The problem> Give a verbatim quotation of every record.
↓↓↓
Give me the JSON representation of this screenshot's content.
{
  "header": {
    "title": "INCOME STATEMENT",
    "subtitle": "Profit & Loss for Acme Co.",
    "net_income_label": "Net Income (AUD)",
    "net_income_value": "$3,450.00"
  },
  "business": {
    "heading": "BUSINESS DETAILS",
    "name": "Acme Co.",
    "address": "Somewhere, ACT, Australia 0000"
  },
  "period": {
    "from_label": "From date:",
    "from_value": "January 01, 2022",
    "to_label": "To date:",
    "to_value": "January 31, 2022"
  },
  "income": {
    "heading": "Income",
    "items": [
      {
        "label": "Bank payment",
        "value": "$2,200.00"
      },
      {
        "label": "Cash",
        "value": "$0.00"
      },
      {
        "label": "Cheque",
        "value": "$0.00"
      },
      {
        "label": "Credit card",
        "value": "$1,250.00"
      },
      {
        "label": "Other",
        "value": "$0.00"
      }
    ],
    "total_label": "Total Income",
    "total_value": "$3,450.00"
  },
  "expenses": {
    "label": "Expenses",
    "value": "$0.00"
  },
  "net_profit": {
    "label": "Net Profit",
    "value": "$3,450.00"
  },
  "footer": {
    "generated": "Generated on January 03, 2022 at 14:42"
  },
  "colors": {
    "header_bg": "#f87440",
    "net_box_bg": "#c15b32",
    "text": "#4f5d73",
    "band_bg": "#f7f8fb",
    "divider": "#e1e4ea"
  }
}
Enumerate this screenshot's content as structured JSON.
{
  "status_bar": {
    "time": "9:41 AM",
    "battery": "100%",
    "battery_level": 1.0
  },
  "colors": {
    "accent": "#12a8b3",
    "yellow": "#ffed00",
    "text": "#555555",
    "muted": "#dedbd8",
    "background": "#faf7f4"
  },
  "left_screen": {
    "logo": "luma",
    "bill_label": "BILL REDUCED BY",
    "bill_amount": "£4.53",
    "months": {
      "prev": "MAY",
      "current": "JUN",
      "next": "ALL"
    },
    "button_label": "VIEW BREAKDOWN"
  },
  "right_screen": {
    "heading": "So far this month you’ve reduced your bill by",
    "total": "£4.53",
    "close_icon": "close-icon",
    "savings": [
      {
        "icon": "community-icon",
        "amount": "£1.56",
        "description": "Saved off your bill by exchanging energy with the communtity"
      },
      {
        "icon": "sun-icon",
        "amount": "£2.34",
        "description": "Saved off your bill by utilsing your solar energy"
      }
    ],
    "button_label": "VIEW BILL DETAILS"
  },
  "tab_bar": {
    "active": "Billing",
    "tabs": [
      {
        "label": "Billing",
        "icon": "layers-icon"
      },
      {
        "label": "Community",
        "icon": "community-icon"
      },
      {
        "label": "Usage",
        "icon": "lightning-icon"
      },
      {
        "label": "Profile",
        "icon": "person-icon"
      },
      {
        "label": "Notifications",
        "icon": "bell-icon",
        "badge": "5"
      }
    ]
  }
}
↑↑↑
Exercise response>
Give me the JSON representation of this screenshot's content.
{
  "header": {
    "title": "INCOME STATEMENT",
    "subtitle": "Profit & Loss for Acme Co.",
    "net_income_label": "Net Income (AUD)",
    "net_income_value": "$3,450.00"
  },
  "business": {
    "heading": "BUSINESS DETAILS",
    "name": "Acme Co.",
    "address": "Somewhere, ACT, Australia 0000"
  },
  "period": {
    "from_label": "From date:",
    "from_value": "January 01, 2022",
    "to_label": "To date:",
    "to_value": "January 31, 2022"
  },
  "income": {
    "heading": "Income",
    "items": [
      {
        "label": "Bank payment",
        "value": "$2,200.00"
      },
      {
        "label": "Cash",
        "value": "$0.00"
      },
      {
        "label": "Cheque",
        "value": "$0.00"
      },
      {
        "label": "Credit card",
        "value": "$1,250.00"
      },
      {
        "label": "Other",
        "value": "$0.00"
      }
    ],
    "total_label": "Total Income",
    "total_value": "$3,450.00"
  },
  "expenses": {
    "label": "Expenses",
    "value": "$0.00"
  },
  "net_profit": {
    "label": "Net Profit",
    "value": "$3,450.00"
  },
  "footer": {
    "generated": "Generated on January 03, 2022 at 14:42"
  },
  "colors": {
    "header_bg": "#f87440",
    "net_box_bg": "#c15b32",
    "text": "#4f5d73",
    "band_bg": "#f7f8fb",
    "divider": "#e1e4ea"
  }
}
Enumerate this screenshot's content as structured JSON.
{
  "status_bar": {
    "time": "9:41 AM",
    "battery": "100%",
    "battery_level": 1.0
  },
  "colors": {
    "accent": "#12a8b3",
    "yellow": "#ffed00",
    "text": "#555555",
    "muted": "#dedbd8",
    "background": "#faf7f4"
  },
  "left_screen": {
    "logo": "luma",
    "bill_label": "BILL REDUCED BY",
    "bill_amount": "£4.53",
    "months": {
      "prev": "MAY",
      "current": "JUN",
      "next": "ALL"
    },
    "button_label": "VIEW BREAKDOWN"
  },
  "right_screen": {
    "heading": "So far this month you’ve reduced your bill by",
    "total": "£4.53",
    "close_icon": "close-icon",
    "savings": [
      {
        "icon": "community-icon",
        "amount": "£1.56",
        "description": "Saved off your bill by exchanging energy with the communtity"
      },
      {
        "icon": "sun-icon",
        "amount": "£2.34",
        "description": "Saved off your bill by utilsing your solar energy"
      }
    ],
    "button_label": "VIEW BILL DETAILS"
  },
  "tab_bar": {
    "active": "Billing",
    "tabs": [
      {
        "label": "Billing",
        "icon": "layers-icon"
      },
      {
        "label": "Community",
        "icon": "community-icon"
      },
      {
        "label": "Usage",
        "icon": "lightning-icon"
      },
      {
        "label": "Profile",
        "icon": "person-icon"
      },
      {
        "label": "Notifications",
        "icon": "bell-icon",
        "badge": "5"
      }
    ]
  }
}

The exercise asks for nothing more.